Records to use
Begin

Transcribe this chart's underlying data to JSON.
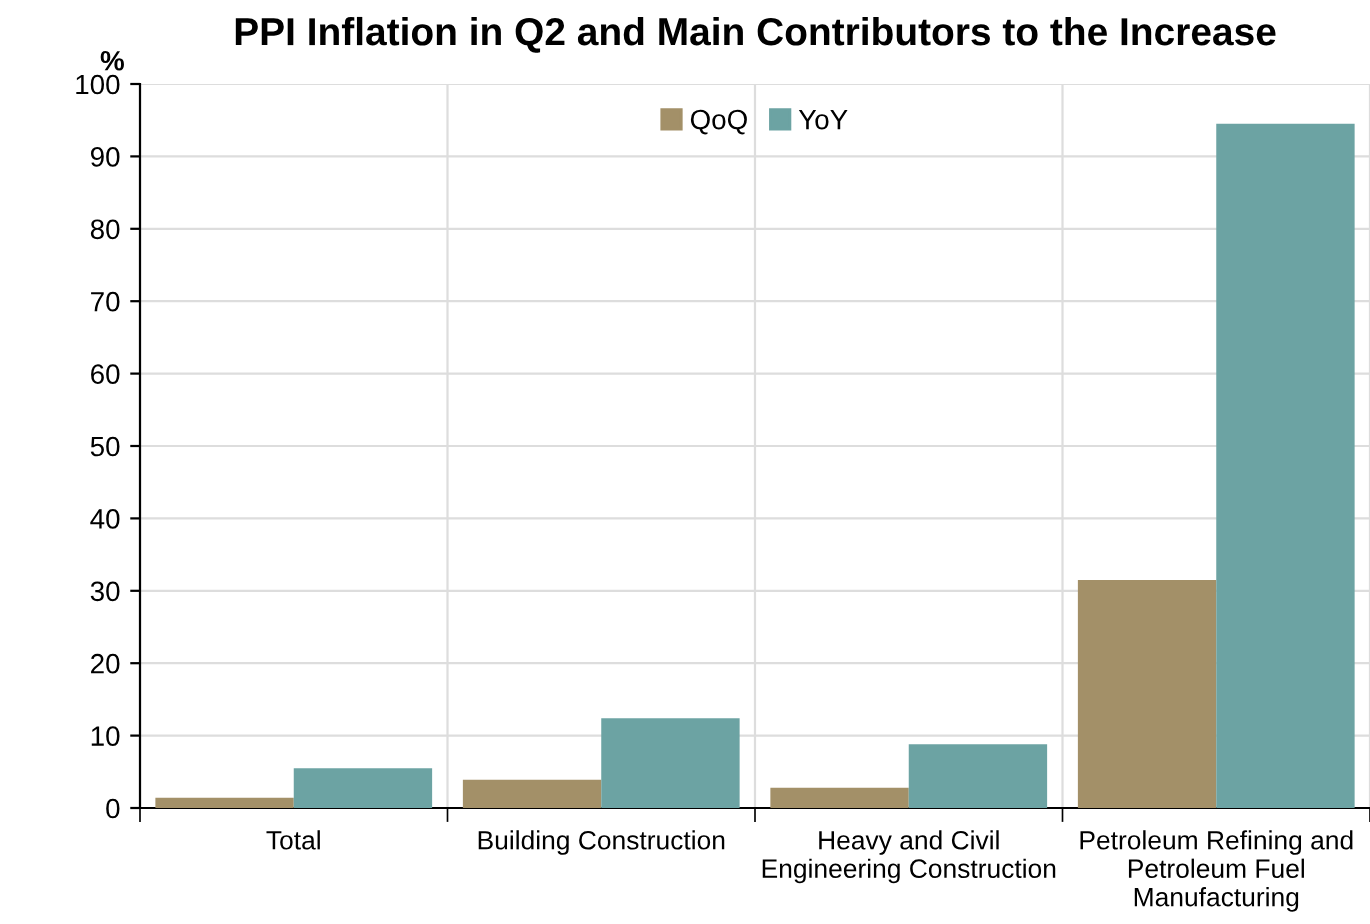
{
  "chart_data": {
    "type": "bar",
    "title": "PPI Inflation in Q2 and Main Contributors to the Increase",
    "ylabel": "%",
    "categories": [
      "Total",
      "Building Construction",
      "Heavy and Civil\nEngineering Construction",
      "Petroleum Refining and\nPetroleum Fuel\nManufacturing"
    ],
    "series": [
      {
        "name": "QoQ",
        "color": "#a39068",
        "values": [
          1.4,
          3.9,
          2.8,
          31.5
        ]
      },
      {
        "name": "YoY",
        "color": "#6ca3a3",
        "values": [
          5.5,
          12.4,
          8.8,
          94.5
        ]
      }
    ],
    "ylim": [
      0,
      100
    ],
    "yticks": [
      0,
      10,
      20,
      30,
      40,
      50,
      60,
      70,
      80,
      90,
      100
    ],
    "grid": true,
    "legend": "top"
  }
}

End

Goal
Each entry shown above must be quoted exactly, with its pictures left out.

Result of the task
Transcribe this chart's underlying data to JSON.
{
  "chart_data": {
    "type": "bar",
    "title": "PPI Inflation in Q2 and Main Contributors to the Increase",
    "ylabel": "%",
    "categories": [
      "Total",
      "Building Construction",
      "Heavy and Civil\nEngineering Construction",
      "Petroleum Refining and\nPetroleum Fuel\nManufacturing"
    ],
    "series": [
      {
        "name": "QoQ",
        "color": "#a39068",
        "values": [
          1.4,
          3.9,
          2.8,
          31.5
        ]
      },
      {
        "name": "YoY",
        "color": "#6ca3a3",
        "values": [
          5.5,
          12.4,
          8.8,
          94.5
        ]
      }
    ],
    "ylim": [
      0,
      100
    ],
    "yticks": [
      0,
      10,
      20,
      30,
      40,
      50,
      60,
      70,
      80,
      90,
      100
    ],
    "grid": true,
    "legend": "top"
  }
}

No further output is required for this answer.